Top of Supplied records
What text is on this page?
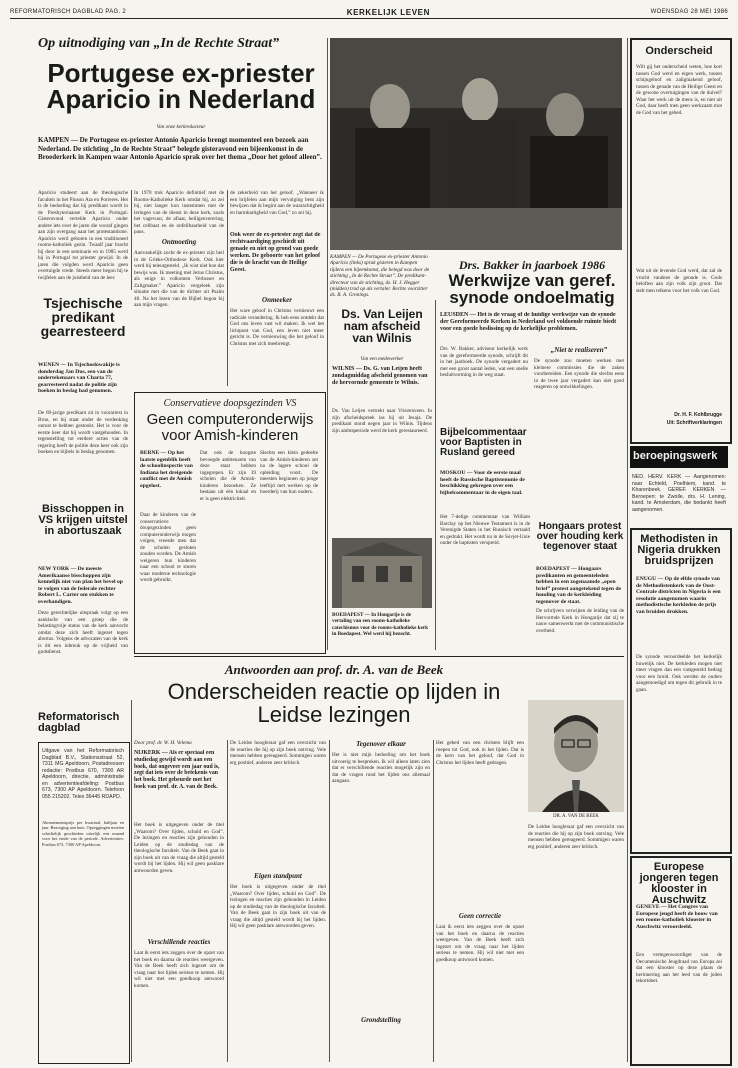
REFORMATORISCH DAGBLAD PAG. 2	KERKELIJK LEVEN	WOENSDAG 28 MEI 1986
Op uitnodiging van „In de Rechte Straat”
Portugese ex-priester Aparicio in Nederland
Van onze kerkredacteur
KAMPEN — De Portugese ex-priester Antonio Aparicio brengt momenteel een bezoek aan Nederland. De stichting „In de Rechte Straat” belegde gisteravond een bijeenkomst in de Broederkerk in Kampen waar Antonio Aparicio sprak over het thema „Door het geloof alleen”.
Aparicio studeert aan de theologische faculteit in het Pinson Ara en Porreres. Het is de bedoeling dat hij predikant wordt in de Presbyteriaanse Kerk in Portugal. Gisteravond vertelde Aparicio onder andere iets over de jaren die vooraf gingen aan zijn overgang naar het protestantisme. Aparicio werd geboren in een traditioneel rooms-katholiek gezin. Twaalf jaar bracht hij door in een seminarie en in 1985 werd hij in Portugal tot priester gewijd. In de jaren die volgden werd Aparicio geen overtuigde vrede. Steeds meer begon hij te twijfelen aan de juistheid van de leer.
In 1978 trok Aparicio definitief met de Rooms-Katholieke Kerk omdat hij, zo zei hij, niet langer kon instemmen met de leringen van de dienst in deze kerk, zoals het vagevuur, de afiaat, heiligenverering, het celibaat en de onfeilbaarheid van de paus.
Ontmoeting
Aanvankelijk zocht de ex-priester zijn heil in de Grieks-Orthodoxe Kerk. Ook hier werd hij teleurgesteld. „Ik wist niet hoe dat bewijs was. Ik meeting met Jezus Christus, als enige in volkomen Verlosser en Zaligmaker.” Aparicio vergeleek zijn situatie met die van de dichter uit Psalm 40. Na het lezen van de Bijbel begon hij aan mijn vragen.
de zekerheid van het geloof. „Wanneer ik een brijfelen aan mijn vervolging bent zijn bewijzen dat ik begint aan de waarachtigheid en barmhartigheid van God,” zo zei hij.
Ook weer de ex-priester zegt dat de rechtvaardiging geschiedt uit genade en niet op grond van goede werken. De geboorte van het geloof die is de kracht van de Heilige Geest.
Onmeeker
Het ware geloof in Christus vernieuwt een radicale verandering. Ik heb eens ontdekt dat God ons leven vast wil maken. Ik wel het lichtpunt van God, een leven niet meer gericht is. De vernieuwing die het geloof in Christus met zich meebrengt.
KAMPEN — De Portugese ex-priester Antonio Aparicio (links) sprak gisteren in Kampen tijdens een bijeenkomst, die belegd was door de stichting „In de Rechte Straat”. De predikant-directeur van de stichting, ds. H. J. Hegger (midden) trad op als vertaler. Rechts voorzitter ds. R. A. Gronings.
Ds. Van Leijen nam afscheid van Wilnis
Van een medewerker
WILNIS — Ds. G. van Leijen heeft zondagmiddag afscheid genomen van de hervormde gemeente te Wilnis.
Ds. Van Leijen vertrekt naar Vriezenveen. In zijn afscheidspreek las hij uit Jesaja. De predikant stond negen jaar in Wilnis. Tijdens zijn ambtsperiode werd de kerk gerestaureerd.
Drs. Bakker in jaarboek 1986
Werkwijze van geref. synode ondoelmatig
LEUSDEN — Het is de vraag of de huidige werkwijze van de synode der Gereformeerde Kerken in Nederland wel voldoende ruimte biedt voor een goede beslissing op de kerkelijke problemen.
Drs. W. Bakker, adviseur kerkelijk werk van de gereformeerde synode, schrijft dit in het jaarboek. De synode vergadert nu met een groot aantal leden, wat een snelle besluitvorming in de weg staat.
„Niet te realiseren”
De synode zou moeten werken met kleinere commissies die de zaken voorbereiden. Een synode die slechts eens in de twee jaar vergadert kan niet goed reageren op ontwikkelingen.
Bijbelcommentaar voor Baptisten in Rusland gereed
MOSKOU — Voor de eerste maal heeft de Russische Baptistenunie de beschikking gekregen over een bijbelcommentaar in de eigen taal.
Het 7-delige commentaar van William Barclay op het Nieuwe Testament is in de Verenigde Staten in het Russisch vertaald en gedrukt. Het wordt nu in de Sovjet-Unie onder de baptisten verspreid.
BOEDAPEST — In Hongarije is de vertaling van een rooms-katholieke catechismus voor de rooms-katholieke kerk in Boedapest. Wel werd hij bezocht.
Hongaars protest over houding kerk tegenover staat
BOEDAPEST — Hongaars predikanten en gemeenteleden hebben in een zogenaamde „open brief” protest aangetekend tegen de houding van de kerkleiding tegenover de staat.
De schrijvers verwijten de leiding van de Hervormde Kerk in Hongarije dat zij te nauw samenwerkt met de communistische overheid.
Tsjechische predikant gearresteerd
WENEN — In Tsjechoslowakije is donderdag Jan Dus, een van de ondertekenaars van Charta 77, gearresteerd nadat de politie zijn boeken in beslag had genomen.
De 69-jarige predikant zit in voorarrest in Brno, en hij staat onder de verdenking onrust te hebben gestookt. Het is voor de eerste keer dat hij wordt vastgehouden. In tegenstelling tot eerdere acties van de regering heeft de politie deze keer ook zijn boeken en bijbels in beslag genomen.
Bisschoppen in VS krijgen uitstel in abortuszaak
NEW YORK — De meeste Amerikaanse bisschoppen zijn kennelijk niet van plan het bevel op te volgen van de federale rechter Robert L. Carter om stukken te overhandigen.
Deze gerechtelijke uitspraak volgt op een aanklacht van een groep die de belastingvrije status van de kerk aanvecht omdat deze zich heeft ingezet tegen abortus. Volgens de advocaten van de kerk is dit een inbreuk op de vrijheid van godsdienst.
Conservatieve doopsgezinden VS
Geen computeronderwijs voor Amish-kinderen
BERNE — Op het laatste ogenblik heeft de schoolinspectie van Indiana het dreigende conflict met de Amish opgelost.
Daar de kinderen van de conservatieve doopsgezinden geen computeronderwijs mogen volgen, vreesde men dat de scholen gesloten zouden worden. De Amish weigeren hun kinderen naar een school te sturen waar moderne technologie wordt gebruikt.
Dat ook de hoogste bevoegde ambtenaren van deze staat hebben ingegrepen. Er zijn 39 scholen die de Amish-kinderen bezoeken. Ze bestaan uit één lokaal en er is geen elektriciteit.
Slechts een klein gedeelte van de Amish-kinderen zet na de lagere school de opleiding voort. De meesten beginnen op jonge leeftijd met werken op de boerderij van hun ouders.
Reformatorisch dagblad
Uitgave van het Reformatorisch Dagblad B.V., Stationsstraat 52, 7311 MG Apeldoorn, Postadressen redactie: Postbus 670, 7300 AR Apeldoorn, directie, administratie en advertentieafdeling: Postbus 673, 7300 AP Apeldoorn. Telefoon 055 215202. Telex 36445 RDAPD.
Abonnementsprijs per kwartaal, halfjaar en jaar. Bezorging aan huis. Opzeggingen moeten schriftelijk geschieden uiterlijk een maand voor het einde van de periode. Advertenties: Postbus 673, 7300 AP Apeldoorn.
Antwoorden aan prof. dr. A. van de Beek
Onderscheiden reactie op lijden in Leidse lezingen
Door prof. dr. W. H. Velema
NIJKERK — Als er speciaal een studiedag gewijd wordt aan een boek, dat ongeveer een jaar oud is, zegt dat iets over de betekenis van het boek. Het gebeurde met het boek van prof. dr. A. van de Beek.
Het boek is uitgegeven onder de titel „Waarom? Over lijden, schuld en God”. De lezingen en reacties zijn gehouden in Leiden op de studiedag van de theologische faculteit. Van de Beek gaat in zijn boek uit van de vraag die altijd gesteld wordt bij het lijden. Hij wil geen pasklare antwoorden geven.
Verschillende reacties
Laat ik eerst iets zeggen over de opzet van het boek en daarna de reacties weergeven. Van de Beek heeft zich ingezet om de vraag naar het lijden serieus te nemen. Hij wil niet met een goedkoop antwoord komen.
De Leidse hoogleraar gaf een overzicht van de reacties die hij op zijn boek ontving. Vele mensen hebben gereageerd. Sommigen waren erg positief, anderen zeer kritisch.
Eigen standpunt
Het boek is uitgegeven onder de titel „Waarom? Over lijden, schuld en God”. De lezingen en reacties zijn gehouden in Leiden op de studiedag van de theologische faculteit. Van de Beek gaat in zijn boek uit van de vraag die altijd gesteld wordt bij het lijden. Hij wil geen pasklare antwoorden geven.
Tegenover elkaar
Het is niet mijn bedoeling om het boek uitvoerig te bespreken. Ik wil alleen laten zien dat er verschillende reacties mogelijk zijn en dat de vragen rond het lijden ons allemaal aangaan.
Grondstelling
Het gebed van een christen blijft een roepen tot God, ook in het lijden. Dat is de kern van het geloof, dat God in Christus het lijden heeft gedragen.
Geen correctie
Laat ik eerst iets zeggen over de opzet van het boek en daarna de reacties weergeven. Van de Beek heeft zich ingezet om de vraag naar het lijden serieus te nemen. Hij wil niet met een goedkoop antwoord komen.
DR. A. VAN DE BEEK
De Leidse hoogleraar gaf een overzicht van de reacties die hij op zijn boek ontving. Vele mensen hebben gereageerd. Sommigen waren erg positief, anderen zeer kritisch.
Onderscheid
Wilt gij het onderscheid weten, hoe kort tussen God werd en eigen werk, tussen schijngeloof en zaligmakend geloof, tussen de genade van de Heilige Geest en de gewone overtuigingen van de duivel? Waar het werk uit de mens is, en niet uit God, daar heeft men geen werkzaam mot de God van het gebed.
Wat uit de levende God werd, dat zal de vrucht vandeze de genade is. Gods beloften aan zijn volk zijn groot. Dat stelt men telkens voor het volk van God.
Dr. H. F. Kohlbrugge
Uit: Schriftverklaringen
beroepingswerk
NED. HERV. KERK — Aangenomen: naar Echteld, Poelhiem, kand. te Kharenbeek. GEREF. KERKEN — Beroepen: te Zwolle, drs. H. Lening, kand. te Amsterdam, die bedankt heeft aangenomen.
Methodisten in Nigeria drukken bruidsprijzen
ENUGU — Op de elfde synode van de Methodistenkerk van de Oost-Centrale districten in Nigeria is een resolutie aangenomen waarin methodistische kerkleden de prijs van bruiden drukken.
De synode veroordeelde het kerkelijk huwelijk niet. De kerkleden mogen niet meer vragen dan een vastgesteld bedrag voor een bruid. Ook werden de ouders aangemoedigd om tegen dit gebruik in te gaan.
Europese jongeren tegen klooster in Auschwitz
GENEVE — Het Congres van Europese jeugd heeft de bouw van een rooms-katholiek klooster in Auschwitz veroordeeld.
Een vertegenwoordiger van de Oecumenische Jeugdraad van Europa zei dat een klooster op deze plaats de herinnering aan het leed van de joden tekortdoet.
Bottom of Supplied records
*Work instructions*: If a line in the entries includes the word "Nigeria", copy that line out.

*Answer below*:
Methodisten in Nigeria drukken bruidsprijzen
ENUGU — Op de elfde synode van de Methodistenkerk van de Oost-Centrale districten in Nigeria is een resolutie aangenomen waarin methodistische kerkleden de prijs van bruiden drukken.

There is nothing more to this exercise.